## WHAT TO WORK ON
Repeat all of the data precisely.

>> start GIVEN ENTRIES

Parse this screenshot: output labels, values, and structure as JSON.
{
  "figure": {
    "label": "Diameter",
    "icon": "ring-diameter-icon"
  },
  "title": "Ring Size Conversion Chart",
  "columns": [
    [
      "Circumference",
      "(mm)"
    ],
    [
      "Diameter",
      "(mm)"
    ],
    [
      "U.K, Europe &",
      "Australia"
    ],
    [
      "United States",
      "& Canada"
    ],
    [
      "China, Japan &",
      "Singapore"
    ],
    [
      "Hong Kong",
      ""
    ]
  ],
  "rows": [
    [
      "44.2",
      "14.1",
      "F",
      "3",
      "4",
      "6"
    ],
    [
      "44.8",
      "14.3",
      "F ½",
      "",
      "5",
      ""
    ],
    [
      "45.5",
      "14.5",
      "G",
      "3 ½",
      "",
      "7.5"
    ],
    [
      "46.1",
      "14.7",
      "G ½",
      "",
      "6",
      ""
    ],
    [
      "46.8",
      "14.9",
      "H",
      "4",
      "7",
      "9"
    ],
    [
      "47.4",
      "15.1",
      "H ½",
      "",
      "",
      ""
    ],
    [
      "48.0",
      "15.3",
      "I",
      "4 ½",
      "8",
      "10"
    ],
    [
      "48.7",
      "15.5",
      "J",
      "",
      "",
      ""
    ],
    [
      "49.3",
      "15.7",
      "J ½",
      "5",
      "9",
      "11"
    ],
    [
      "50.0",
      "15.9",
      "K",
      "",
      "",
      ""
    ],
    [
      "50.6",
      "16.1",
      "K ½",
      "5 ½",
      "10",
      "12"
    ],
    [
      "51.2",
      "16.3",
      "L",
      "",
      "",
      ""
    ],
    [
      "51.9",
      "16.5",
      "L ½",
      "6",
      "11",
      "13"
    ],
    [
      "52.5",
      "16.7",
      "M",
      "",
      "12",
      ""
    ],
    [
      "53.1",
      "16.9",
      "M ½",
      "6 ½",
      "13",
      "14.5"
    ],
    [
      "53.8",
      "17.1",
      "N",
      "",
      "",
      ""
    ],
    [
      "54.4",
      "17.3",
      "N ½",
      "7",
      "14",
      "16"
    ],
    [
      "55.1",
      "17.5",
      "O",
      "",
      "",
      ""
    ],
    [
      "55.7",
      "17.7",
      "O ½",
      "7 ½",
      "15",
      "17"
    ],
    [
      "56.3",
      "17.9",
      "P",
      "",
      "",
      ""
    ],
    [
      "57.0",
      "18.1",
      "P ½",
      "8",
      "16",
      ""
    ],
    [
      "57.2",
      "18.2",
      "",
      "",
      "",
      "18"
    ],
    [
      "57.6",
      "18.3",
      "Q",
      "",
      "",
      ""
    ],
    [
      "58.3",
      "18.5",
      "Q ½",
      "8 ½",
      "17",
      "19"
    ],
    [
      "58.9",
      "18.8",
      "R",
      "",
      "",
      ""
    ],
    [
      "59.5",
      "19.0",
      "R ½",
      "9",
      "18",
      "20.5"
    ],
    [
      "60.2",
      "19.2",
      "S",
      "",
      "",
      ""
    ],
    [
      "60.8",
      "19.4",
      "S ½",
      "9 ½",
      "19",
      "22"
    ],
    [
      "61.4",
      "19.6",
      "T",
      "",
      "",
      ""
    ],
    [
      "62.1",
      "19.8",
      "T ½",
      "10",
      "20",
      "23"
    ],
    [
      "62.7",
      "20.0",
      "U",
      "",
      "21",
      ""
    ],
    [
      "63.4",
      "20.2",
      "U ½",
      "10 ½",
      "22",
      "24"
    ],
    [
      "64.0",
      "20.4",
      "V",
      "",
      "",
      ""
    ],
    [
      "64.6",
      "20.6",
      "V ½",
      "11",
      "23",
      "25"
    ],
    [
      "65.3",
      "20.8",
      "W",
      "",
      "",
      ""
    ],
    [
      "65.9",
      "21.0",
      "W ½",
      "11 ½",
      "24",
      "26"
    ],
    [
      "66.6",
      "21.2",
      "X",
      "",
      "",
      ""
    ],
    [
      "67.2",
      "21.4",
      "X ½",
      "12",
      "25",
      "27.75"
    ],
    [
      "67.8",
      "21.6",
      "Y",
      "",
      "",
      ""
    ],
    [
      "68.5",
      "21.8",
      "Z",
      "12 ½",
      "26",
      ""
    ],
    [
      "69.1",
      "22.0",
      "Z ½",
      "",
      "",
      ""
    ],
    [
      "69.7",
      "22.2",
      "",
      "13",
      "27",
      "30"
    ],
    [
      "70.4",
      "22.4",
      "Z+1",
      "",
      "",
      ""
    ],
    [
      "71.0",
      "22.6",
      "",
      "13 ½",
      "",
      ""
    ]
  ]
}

>> end GIVEN ENTRIES

## THE RESPONSE
Parse this screenshot: output labels, values, and structure as JSON.
{
  "figure": {
    "label": "Diameter",
    "icon": "ring-diameter-icon"
  },
  "title": "Ring Size Conversion Chart",
  "columns": [
    [
      "Circumference",
      "(mm)"
    ],
    [
      "Diameter",
      "(mm)"
    ],
    [
      "U.K, Europe &",
      "Australia"
    ],
    [
      "United States",
      "& Canada"
    ],
    [
      "China, Japan &",
      "Singapore"
    ],
    [
      "Hong Kong",
      ""
    ]
  ],
  "rows": [
    [
      "44.2",
      "14.1",
      "F",
      "3",
      "4",
      "6"
    ],
    [
      "44.8",
      "14.3",
      "F ½",
      "",
      "5",
      ""
    ],
    [
      "45.5",
      "14.5",
      "G",
      "3 ½",
      "",
      "7.5"
    ],
    [
      "46.1",
      "14.7",
      "G ½",
      "",
      "6",
      ""
    ],
    [
      "46.8",
      "14.9",
      "H",
      "4",
      "7",
      "9"
    ],
    [
      "47.4",
      "15.1",
      "H ½",
      "",
      "",
      ""
    ],
    [
      "48.0",
      "15.3",
      "I",
      "4 ½",
      "8",
      "10"
    ],
    [
      "48.7",
      "15.5",
      "J",
      "",
      "",
      ""
    ],
    [
      "49.3",
      "15.7",
      "J ½",
      "5",
      "9",
      "11"
    ],
    [
      "50.0",
      "15.9",
      "K",
      "",
      "",
      ""
    ],
    [
      "50.6",
      "16.1",
      "K ½",
      "5 ½",
      "10",
      "12"
    ],
    [
      "51.2",
      "16.3",
      "L",
      "",
      "",
      ""
    ],
    [
      "51.9",
      "16.5",
      "L ½",
      "6",
      "11",
      "13"
    ],
    [
      "52.5",
      "16.7",
      "M",
      "",
      "12",
      ""
    ],
    [
      "53.1",
      "16.9",
      "M ½",
      "6 ½",
      "13",
      "14.5"
    ],
    [
      "53.8",
      "17.1",
      "N",
      "",
      "",
      ""
    ],
    [
      "54.4",
      "17.3",
      "N ½",
      "7",
      "14",
      "16"
    ],
    [
      "55.1",
      "17.5",
      "O",
      "",
      "",
      ""
    ],
    [
      "55.7",
      "17.7",
      "O ½",
      "7 ½",
      "15",
      "17"
    ],
    [
      "56.3",
      "17.9",
      "P",
      "",
      "",
      ""
    ],
    [
      "57.0",
      "18.1",
      "P ½",
      "8",
      "16",
      ""
    ],
    [
      "57.2",
      "18.2",
      "",
      "",
      "",
      "18"
    ],
    [
      "57.6",
      "18.3",
      "Q",
      "",
      "",
      ""
    ],
    [
      "58.3",
      "18.5",
      "Q ½",
      "8 ½",
      "17",
      "19"
    ],
    [
      "58.9",
      "18.8",
      "R",
      "",
      "",
      ""
    ],
    [
      "59.5",
      "19.0",
      "R ½",
      "9",
      "18",
      "20.5"
    ],
    [
      "60.2",
      "19.2",
      "S",
      "",
      "",
      ""
    ],
    [
      "60.8",
      "19.4",
      "S ½",
      "9 ½",
      "19",
      "22"
    ],
    [
      "61.4",
      "19.6",
      "T",
      "",
      "",
      ""
    ],
    [
      "62.1",
      "19.8",
      "T ½",
      "10",
      "20",
      "23"
    ],
    [
      "62.7",
      "20.0",
      "U",
      "",
      "21",
      ""
    ],
    [
      "63.4",
      "20.2",
      "U ½",
      "10 ½",
      "22",
      "24"
    ],
    [
      "64.0",
      "20.4",
      "V",
      "",
      "",
      ""
    ],
    [
      "64.6",
      "20.6",
      "V ½",
      "11",
      "23",
      "25"
    ],
    [
      "65.3",
      "20.8",
      "W",
      "",
      "",
      ""
    ],
    [
      "65.9",
      "21.0",
      "W ½",
      "11 ½",
      "24",
      "26"
    ],
    [
      "66.6",
      "21.2",
      "X",
      "",
      "",
      ""
    ],
    [
      "67.2",
      "21.4",
      "X ½",
      "12",
      "25",
      "27.75"
    ],
    [
      "67.8",
      "21.6",
      "Y",
      "",
      "",
      ""
    ],
    [
      "68.5",
      "21.8",
      "Z",
      "12 ½",
      "26",
      ""
    ],
    [
      "69.1",
      "22.0",
      "Z ½",
      "",
      "",
      ""
    ],
    [
      "69.7",
      "22.2",
      "",
      "13",
      "27",
      "30"
    ],
    [
      "70.4",
      "22.4",
      "Z+1",
      "",
      "",
      ""
    ],
    [
      "71.0",
      "22.6",
      "",
      "13 ½",
      "",
      ""
    ]
  ]
}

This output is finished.